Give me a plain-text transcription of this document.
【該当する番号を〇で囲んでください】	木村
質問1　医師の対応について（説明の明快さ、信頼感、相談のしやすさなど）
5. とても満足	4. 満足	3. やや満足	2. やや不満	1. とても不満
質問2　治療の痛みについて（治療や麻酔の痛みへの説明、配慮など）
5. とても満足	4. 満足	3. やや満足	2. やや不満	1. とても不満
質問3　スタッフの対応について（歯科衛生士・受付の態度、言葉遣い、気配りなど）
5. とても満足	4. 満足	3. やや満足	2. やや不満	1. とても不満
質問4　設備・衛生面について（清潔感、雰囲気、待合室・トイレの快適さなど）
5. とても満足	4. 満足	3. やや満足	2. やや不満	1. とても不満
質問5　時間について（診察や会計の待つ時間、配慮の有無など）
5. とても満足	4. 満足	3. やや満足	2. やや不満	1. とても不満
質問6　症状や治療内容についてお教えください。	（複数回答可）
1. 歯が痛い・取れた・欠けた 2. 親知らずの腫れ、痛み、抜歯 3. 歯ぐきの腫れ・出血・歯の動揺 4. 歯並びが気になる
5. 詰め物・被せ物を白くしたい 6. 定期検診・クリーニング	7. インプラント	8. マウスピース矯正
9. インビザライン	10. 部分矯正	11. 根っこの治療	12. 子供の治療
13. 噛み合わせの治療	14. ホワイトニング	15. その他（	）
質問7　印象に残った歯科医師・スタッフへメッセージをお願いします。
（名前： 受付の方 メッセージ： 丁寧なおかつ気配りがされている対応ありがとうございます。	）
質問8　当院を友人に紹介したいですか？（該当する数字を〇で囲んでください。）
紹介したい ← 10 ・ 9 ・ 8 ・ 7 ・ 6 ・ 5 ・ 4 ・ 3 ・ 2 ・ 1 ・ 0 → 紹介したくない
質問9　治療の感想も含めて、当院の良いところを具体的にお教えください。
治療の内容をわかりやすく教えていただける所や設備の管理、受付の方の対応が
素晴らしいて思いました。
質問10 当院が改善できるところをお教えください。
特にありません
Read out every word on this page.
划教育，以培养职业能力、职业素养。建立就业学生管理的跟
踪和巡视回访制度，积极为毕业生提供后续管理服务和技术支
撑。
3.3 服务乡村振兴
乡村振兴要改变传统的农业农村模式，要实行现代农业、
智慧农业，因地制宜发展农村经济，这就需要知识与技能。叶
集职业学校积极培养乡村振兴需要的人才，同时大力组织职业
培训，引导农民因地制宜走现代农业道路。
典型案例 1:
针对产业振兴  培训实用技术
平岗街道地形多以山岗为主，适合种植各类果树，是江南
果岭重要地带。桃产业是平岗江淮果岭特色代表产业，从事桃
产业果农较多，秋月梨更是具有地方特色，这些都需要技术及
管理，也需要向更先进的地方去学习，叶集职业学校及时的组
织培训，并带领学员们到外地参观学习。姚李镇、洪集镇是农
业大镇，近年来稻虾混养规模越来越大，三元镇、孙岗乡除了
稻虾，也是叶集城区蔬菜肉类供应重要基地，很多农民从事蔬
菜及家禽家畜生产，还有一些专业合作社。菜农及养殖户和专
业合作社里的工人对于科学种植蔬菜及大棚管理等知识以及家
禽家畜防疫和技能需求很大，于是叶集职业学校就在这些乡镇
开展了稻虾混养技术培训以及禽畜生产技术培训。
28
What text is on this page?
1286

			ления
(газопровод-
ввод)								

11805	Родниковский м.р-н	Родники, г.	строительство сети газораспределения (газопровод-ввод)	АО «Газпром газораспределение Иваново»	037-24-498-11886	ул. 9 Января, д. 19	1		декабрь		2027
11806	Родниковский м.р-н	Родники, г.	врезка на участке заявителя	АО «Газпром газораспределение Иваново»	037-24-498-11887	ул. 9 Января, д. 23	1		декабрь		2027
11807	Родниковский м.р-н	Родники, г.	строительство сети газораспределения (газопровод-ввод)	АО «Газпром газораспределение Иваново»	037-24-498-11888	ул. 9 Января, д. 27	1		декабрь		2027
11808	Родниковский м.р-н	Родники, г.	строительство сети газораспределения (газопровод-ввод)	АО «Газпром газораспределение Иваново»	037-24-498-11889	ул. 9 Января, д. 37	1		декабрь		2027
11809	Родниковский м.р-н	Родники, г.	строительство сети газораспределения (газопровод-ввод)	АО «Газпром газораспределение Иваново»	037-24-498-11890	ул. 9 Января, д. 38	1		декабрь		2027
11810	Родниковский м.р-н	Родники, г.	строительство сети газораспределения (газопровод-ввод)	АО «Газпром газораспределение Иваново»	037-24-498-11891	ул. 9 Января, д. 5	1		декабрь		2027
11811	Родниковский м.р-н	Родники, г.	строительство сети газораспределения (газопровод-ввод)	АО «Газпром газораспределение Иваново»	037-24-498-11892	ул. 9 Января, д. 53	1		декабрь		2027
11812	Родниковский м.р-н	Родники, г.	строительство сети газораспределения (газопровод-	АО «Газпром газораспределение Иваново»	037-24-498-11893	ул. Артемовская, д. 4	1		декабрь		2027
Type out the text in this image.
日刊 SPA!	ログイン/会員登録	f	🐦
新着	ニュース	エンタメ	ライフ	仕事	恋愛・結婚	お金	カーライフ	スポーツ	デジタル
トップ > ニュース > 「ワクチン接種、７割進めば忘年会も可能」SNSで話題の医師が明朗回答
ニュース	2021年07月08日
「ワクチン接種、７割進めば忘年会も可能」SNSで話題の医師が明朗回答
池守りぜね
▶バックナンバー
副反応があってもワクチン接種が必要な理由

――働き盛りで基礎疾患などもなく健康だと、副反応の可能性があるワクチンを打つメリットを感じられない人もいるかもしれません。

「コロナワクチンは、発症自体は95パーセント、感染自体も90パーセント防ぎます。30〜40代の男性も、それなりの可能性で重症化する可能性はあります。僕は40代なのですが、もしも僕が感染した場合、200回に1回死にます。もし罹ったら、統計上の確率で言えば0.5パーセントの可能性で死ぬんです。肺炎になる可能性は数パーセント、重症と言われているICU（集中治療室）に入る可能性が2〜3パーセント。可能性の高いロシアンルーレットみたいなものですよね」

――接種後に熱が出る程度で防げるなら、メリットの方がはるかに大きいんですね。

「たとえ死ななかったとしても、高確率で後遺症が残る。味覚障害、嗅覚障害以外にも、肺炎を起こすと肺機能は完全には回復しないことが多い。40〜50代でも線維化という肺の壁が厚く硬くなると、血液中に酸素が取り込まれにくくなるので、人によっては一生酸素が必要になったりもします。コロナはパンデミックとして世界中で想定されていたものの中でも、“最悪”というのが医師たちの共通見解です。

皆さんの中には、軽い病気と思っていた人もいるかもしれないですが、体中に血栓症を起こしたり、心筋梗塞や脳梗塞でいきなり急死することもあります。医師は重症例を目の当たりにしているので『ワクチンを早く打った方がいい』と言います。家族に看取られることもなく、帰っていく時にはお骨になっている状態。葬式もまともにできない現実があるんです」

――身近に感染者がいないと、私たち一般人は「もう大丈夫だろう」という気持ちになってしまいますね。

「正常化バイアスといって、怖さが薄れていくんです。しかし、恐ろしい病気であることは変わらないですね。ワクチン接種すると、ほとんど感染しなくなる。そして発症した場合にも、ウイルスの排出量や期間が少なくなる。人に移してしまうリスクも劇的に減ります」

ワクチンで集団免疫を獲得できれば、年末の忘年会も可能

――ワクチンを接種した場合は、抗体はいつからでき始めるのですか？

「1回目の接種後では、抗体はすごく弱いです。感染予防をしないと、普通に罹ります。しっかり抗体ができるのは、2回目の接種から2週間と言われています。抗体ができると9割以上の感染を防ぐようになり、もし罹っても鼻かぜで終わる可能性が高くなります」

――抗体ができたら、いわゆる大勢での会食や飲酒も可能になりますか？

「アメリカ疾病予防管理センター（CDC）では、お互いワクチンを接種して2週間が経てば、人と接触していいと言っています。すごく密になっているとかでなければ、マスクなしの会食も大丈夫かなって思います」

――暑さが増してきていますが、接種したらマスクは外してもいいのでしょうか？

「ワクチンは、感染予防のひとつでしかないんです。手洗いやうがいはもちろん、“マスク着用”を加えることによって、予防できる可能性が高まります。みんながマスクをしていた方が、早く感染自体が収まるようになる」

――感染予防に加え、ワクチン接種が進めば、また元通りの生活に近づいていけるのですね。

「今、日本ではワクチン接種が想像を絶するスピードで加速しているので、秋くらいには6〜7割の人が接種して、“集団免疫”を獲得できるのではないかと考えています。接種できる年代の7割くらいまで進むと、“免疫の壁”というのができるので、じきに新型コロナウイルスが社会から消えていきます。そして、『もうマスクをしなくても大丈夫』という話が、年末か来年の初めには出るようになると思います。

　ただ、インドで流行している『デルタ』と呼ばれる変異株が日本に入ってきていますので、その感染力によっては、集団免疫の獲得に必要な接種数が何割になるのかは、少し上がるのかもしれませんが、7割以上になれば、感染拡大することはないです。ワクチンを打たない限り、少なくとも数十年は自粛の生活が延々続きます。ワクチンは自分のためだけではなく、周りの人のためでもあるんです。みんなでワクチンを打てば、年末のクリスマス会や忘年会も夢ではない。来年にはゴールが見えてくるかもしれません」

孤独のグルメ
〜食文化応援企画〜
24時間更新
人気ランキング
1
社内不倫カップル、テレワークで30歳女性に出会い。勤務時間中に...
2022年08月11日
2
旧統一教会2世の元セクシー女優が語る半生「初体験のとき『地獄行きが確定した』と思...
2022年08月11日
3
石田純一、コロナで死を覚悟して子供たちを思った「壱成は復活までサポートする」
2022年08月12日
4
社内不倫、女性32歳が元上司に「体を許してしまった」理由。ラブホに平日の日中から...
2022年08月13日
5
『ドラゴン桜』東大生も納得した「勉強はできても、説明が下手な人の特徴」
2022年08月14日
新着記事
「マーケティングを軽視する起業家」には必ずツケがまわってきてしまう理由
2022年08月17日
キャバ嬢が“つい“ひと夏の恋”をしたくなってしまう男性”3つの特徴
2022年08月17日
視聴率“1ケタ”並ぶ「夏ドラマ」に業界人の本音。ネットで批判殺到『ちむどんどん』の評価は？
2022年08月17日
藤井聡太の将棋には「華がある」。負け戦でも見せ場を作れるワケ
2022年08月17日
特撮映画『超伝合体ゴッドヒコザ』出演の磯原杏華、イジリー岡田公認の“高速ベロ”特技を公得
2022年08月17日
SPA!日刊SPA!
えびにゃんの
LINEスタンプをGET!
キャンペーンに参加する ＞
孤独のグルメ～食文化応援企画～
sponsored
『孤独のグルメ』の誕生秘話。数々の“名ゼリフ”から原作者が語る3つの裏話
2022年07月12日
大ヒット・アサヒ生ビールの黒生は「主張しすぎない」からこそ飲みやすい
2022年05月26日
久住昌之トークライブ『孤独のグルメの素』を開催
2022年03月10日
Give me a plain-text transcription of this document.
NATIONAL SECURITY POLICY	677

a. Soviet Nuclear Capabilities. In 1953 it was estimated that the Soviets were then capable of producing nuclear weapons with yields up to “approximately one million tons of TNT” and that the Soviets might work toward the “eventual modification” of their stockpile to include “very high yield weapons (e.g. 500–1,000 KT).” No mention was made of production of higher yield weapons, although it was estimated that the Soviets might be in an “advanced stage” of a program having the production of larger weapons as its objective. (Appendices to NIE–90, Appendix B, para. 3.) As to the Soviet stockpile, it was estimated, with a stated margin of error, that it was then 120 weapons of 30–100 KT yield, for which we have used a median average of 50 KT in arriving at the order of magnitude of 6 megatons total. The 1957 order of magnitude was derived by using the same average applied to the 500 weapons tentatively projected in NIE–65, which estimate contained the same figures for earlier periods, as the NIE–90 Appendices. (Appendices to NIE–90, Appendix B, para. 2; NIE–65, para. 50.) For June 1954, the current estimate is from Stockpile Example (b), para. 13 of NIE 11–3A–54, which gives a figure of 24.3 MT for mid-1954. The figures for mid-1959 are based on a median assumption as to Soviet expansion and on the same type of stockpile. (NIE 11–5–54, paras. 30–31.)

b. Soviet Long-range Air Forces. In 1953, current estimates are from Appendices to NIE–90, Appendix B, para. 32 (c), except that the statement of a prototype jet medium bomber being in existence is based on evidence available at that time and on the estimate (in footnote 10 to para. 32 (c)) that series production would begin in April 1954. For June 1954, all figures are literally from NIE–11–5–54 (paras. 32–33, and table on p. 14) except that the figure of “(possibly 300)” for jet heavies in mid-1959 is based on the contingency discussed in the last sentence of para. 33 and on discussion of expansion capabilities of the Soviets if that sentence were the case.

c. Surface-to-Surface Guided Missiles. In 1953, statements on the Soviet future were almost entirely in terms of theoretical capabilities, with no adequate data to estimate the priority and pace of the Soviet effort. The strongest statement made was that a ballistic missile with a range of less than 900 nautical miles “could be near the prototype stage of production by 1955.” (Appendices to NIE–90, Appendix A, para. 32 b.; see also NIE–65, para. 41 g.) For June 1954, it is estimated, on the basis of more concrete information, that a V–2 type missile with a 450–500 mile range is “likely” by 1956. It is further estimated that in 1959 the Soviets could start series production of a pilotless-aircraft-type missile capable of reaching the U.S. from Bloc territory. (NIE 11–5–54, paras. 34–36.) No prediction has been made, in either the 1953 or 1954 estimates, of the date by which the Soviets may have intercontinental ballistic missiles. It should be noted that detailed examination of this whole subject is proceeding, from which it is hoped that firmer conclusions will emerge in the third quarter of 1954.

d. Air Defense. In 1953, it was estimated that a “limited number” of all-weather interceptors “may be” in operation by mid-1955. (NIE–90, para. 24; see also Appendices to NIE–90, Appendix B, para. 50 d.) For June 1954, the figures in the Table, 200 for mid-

• • • • •

▶ _Aim of the exercise_
Show every line in the entries where the string "text" occurs.

▶ _Written answer_
Give me a plain-text transcription of this document.
What text is on this page?
Type out the text in this image.
Give me a plain-text transcription of this document.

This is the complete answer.